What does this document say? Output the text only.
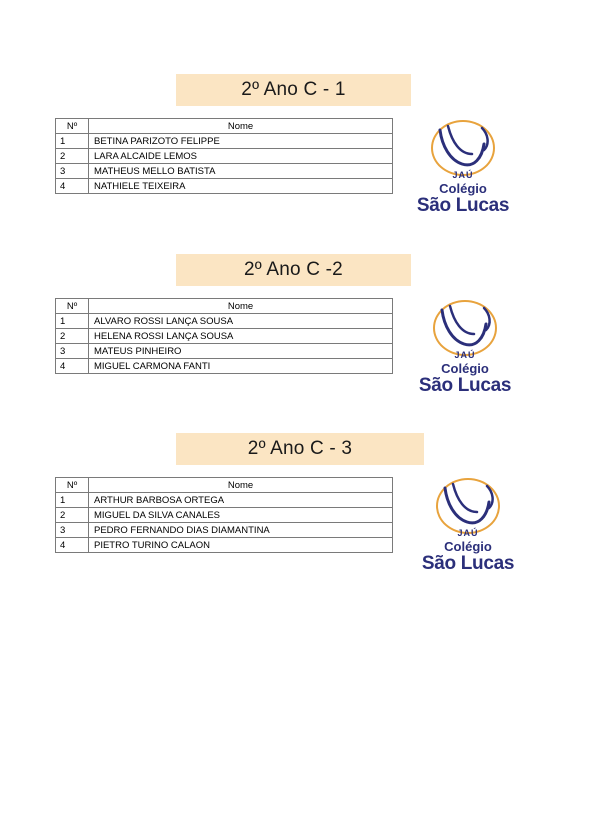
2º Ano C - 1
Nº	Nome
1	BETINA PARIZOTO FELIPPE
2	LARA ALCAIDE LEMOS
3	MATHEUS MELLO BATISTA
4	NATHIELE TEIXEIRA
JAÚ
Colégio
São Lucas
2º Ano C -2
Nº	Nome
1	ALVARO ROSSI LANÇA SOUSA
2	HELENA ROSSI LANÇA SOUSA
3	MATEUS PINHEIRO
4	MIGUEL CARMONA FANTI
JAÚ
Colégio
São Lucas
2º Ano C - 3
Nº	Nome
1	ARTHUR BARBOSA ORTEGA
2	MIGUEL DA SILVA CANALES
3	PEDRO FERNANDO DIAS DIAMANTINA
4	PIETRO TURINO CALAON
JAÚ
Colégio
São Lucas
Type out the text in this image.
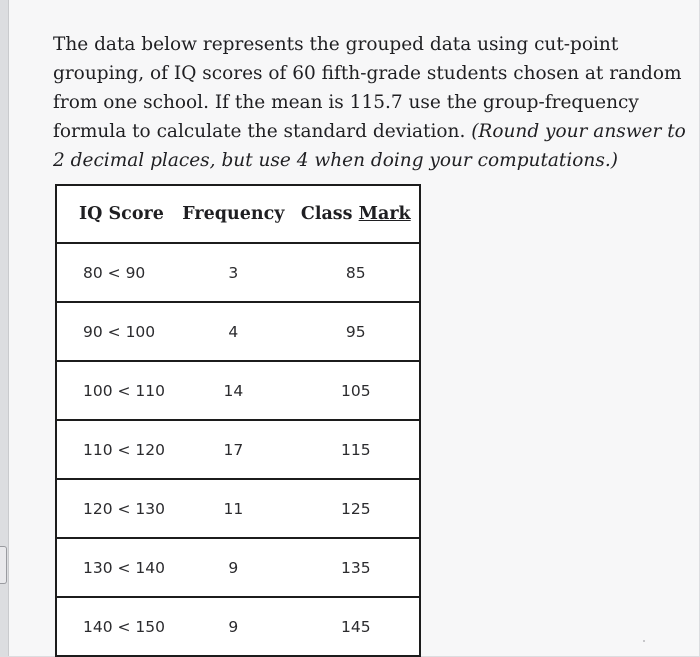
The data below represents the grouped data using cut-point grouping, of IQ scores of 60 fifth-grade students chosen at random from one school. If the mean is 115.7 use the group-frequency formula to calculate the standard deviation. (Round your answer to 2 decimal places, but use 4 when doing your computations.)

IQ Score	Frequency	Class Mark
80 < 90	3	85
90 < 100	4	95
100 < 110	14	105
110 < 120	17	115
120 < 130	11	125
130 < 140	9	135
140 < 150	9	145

■ WHAT THIS TASK INVOLVES
Every record above should be written out again exactly; the pictures stay out of the copy.

■ THE ANSWER
What does this document say? Output the text only.
2º Ano C - 1
Nº	Nome
1	BETINA PARIZOTO FELIPPE
2	LARA ALCAIDE LEMOS
3	MATHEUS MELLO BATISTA
4	NATHIELE TEIXEIRA
JAÚ
Colégio
São Lucas
2º Ano C -2
Nº	Nome
1	ALVARO ROSSI LANÇA SOUSA
2	HELENA ROSSI LANÇA SOUSA
3	MATEUS PINHEIRO
4	MIGUEL CARMONA FANTI
JAÚ
Colégio
São Lucas
2º Ano C - 3
Nº	Nome
1	ARTHUR BARBOSA ORTEGA
2	MIGUEL DA SILVA CANALES
3	PEDRO FERNANDO DIAS DIAMANTINA
4	PIETRO TURINO CALAON
JAÚ
Colégio
São Lucas
Type out the text in this image.
The data below represents the grouped data using cut-point grouping, of IQ scores of 60 fifth-grade students chosen at random from one school. If the mean is 115.7 use the group-frequency formula to calculate the standard deviation. (Round your answer to 2 decimal places, but use 4 when doing your computations.)

IQ Score	Frequency	Class Mark
80 < 90	3	85
90 < 100	4	95
100 < 110	14	105
110 < 120	17	115
120 < 130	11	125
130 < 140	9	135
140 < 150	9	145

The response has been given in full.